** Task description **
Can you print the data exactly and leave out each image?

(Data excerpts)
--- begin ---
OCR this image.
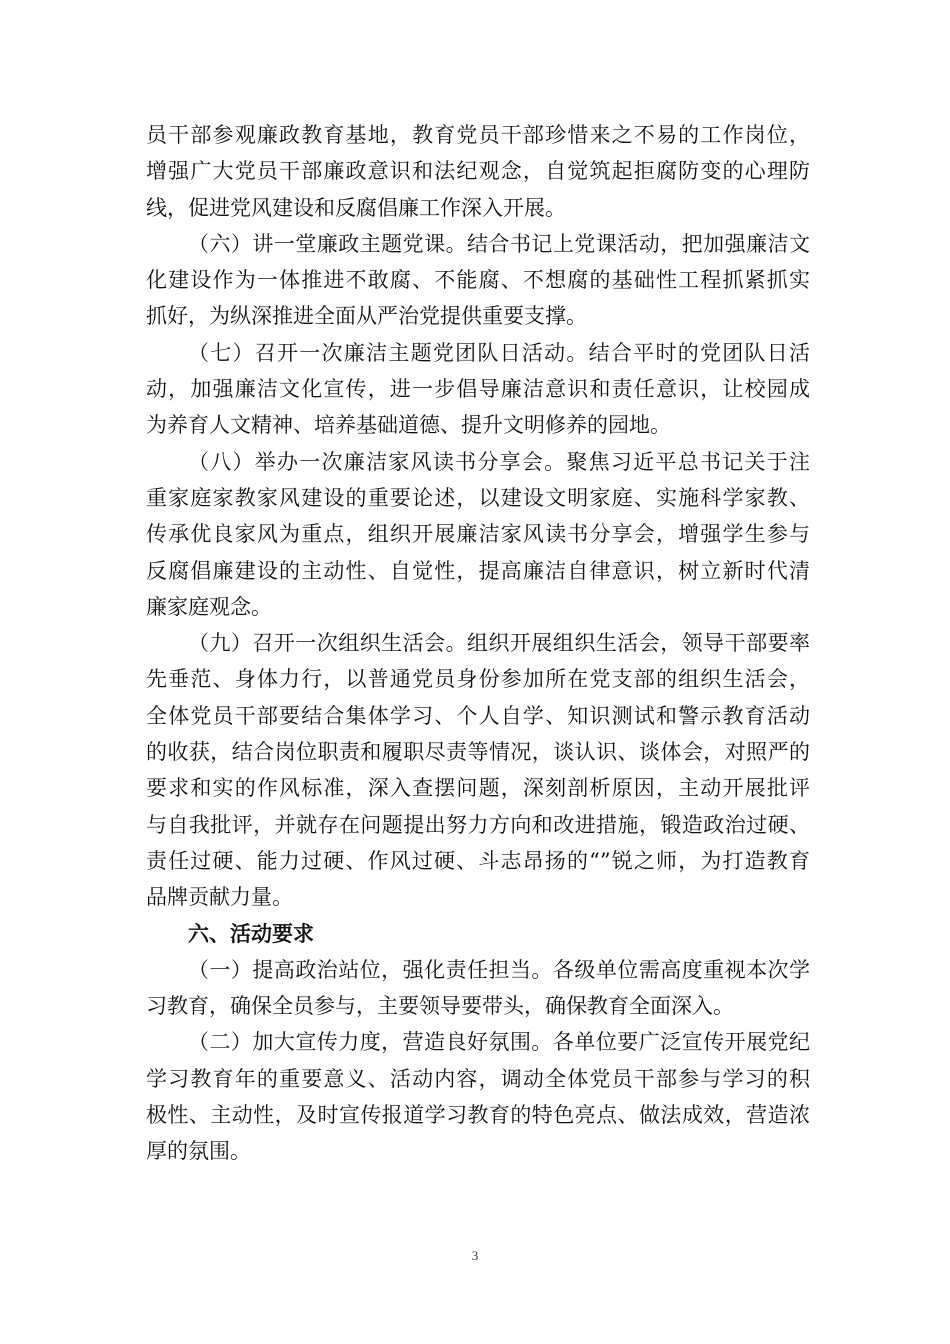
员干部参观廉政教育基地，教育党员干部珍惜来之不易的工作岗位，
增强广大党员干部廉政意识和法纪观念，自觉筑起拒腐防变的心理防
线，促进党风建设和反腐倡廉工作深入开展。
（六）讲一堂廉政主题党课。结合书记上党课活动，把加强廉洁文
化建设作为一体推进不敢腐、不能腐、不想腐的基础性工程抓紧抓实
抓好，为纵深推进全面从严治党提供重要支撑。
（七）召开一次廉洁主题党团队日活动。结合平时的党团队日活
动，加强廉洁文化宣传，进一步倡导廉洁意识和责任意识，让校园成
为养育人文精神、培养基础道德、提升文明修养的园地。
（八）举办一次廉洁家风读书分享会。聚焦习近平总书记关于注
重家庭家教家风建设的重要论述，以建设文明家庭、实施科学家教、
传承优良家风为重点，组织开展廉洁家风读书分享会，增强学生参与
反腐倡廉建设的主动性、自觉性，提高廉洁自律意识，树立新时代清
廉家庭观念。
（九）召开一次组织生活会。组织开展组织生活会，领导干部要率
先垂范、身体力行，以普通党员身份参加所在党支部的组织生活会，
全体党员干部要结合集体学习、个人自学、知识测试和警示教育活动
的收获，结合岗位职责和履职尽责等情况，谈认识、谈体会，对照严的
要求和实的作风标准，深入查摆问题，深刻剖析原因，主动开展批评
与自我批评，并就存在问题提出努力方向和改进措施，锻造政治过硬、
责任过硬、能力过硬、作风过硬、斗志昂扬的“”锐之师，为打造教育
品牌贡献力量。
六、活动要求
（一）提高政治站位，强化责任担当。各级单位需高度重视本次学
习教育，确保全员参与，主要领导要带头，确保教育全面深入。
（二）加大宣传力度，营造良好氛围。各单位要广泛宣传开展党纪
学习教育年的重要意义、活动内容，调动全体党员干部参与学习的积
极性、主动性，及时宣传报道学习教育的特色亮点、做法成效，营造浓
厚的氛围。
3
--- end ---
** Correct result **
OCR this image.
员干部参观廉政教育基地，教育党员干部珍惜来之不易的工作岗位，
增强广大党员干部廉政意识和法纪观念，自觉筑起拒腐防变的心理防
线，促进党风建设和反腐倡廉工作深入开展。
（六）讲一堂廉政主题党课。结合书记上党课活动，把加强廉洁文
化建设作为一体推进不敢腐、不能腐、不想腐的基础性工程抓紧抓实
抓好，为纵深推进全面从严治党提供重要支撑。
（七）召开一次廉洁主题党团队日活动。结合平时的党团队日活
动，加强廉洁文化宣传，进一步倡导廉洁意识和责任意识，让校园成
为养育人文精神、培养基础道德、提升文明修养的园地。
（八）举办一次廉洁家风读书分享会。聚焦习近平总书记关于注
重家庭家教家风建设的重要论述，以建设文明家庭、实施科学家教、
传承优良家风为重点，组织开展廉洁家风读书分享会，增强学生参与
反腐倡廉建设的主动性、自觉性，提高廉洁自律意识，树立新时代清
廉家庭观念。
（九）召开一次组织生活会。组织开展组织生活会，领导干部要率
先垂范、身体力行，以普通党员身份参加所在党支部的组织生活会，
全体党员干部要结合集体学习、个人自学、知识测试和警示教育活动
的收获，结合岗位职责和履职尽责等情况，谈认识、谈体会，对照严的
要求和实的作风标准，深入查摆问题，深刻剖析原因，主动开展批评
与自我批评，并就存在问题提出努力方向和改进措施，锻造政治过硬、
责任过硬、能力过硬、作风过硬、斗志昂扬的“”锐之师，为打造教育
品牌贡献力量。
六、活动要求
（一）提高政治站位，强化责任担当。各级单位需高度重视本次学
习教育，确保全员参与，主要领导要带头，确保教育全面深入。
（二）加大宣传力度，营造良好氛围。各单位要广泛宣传开展党纪
学习教育年的重要意义、活动内容，调动全体党员干部参与学习的积
极性、主动性，及时宣传报道学习教育的特色亮点、做法成效，营造浓
厚的氛围。
3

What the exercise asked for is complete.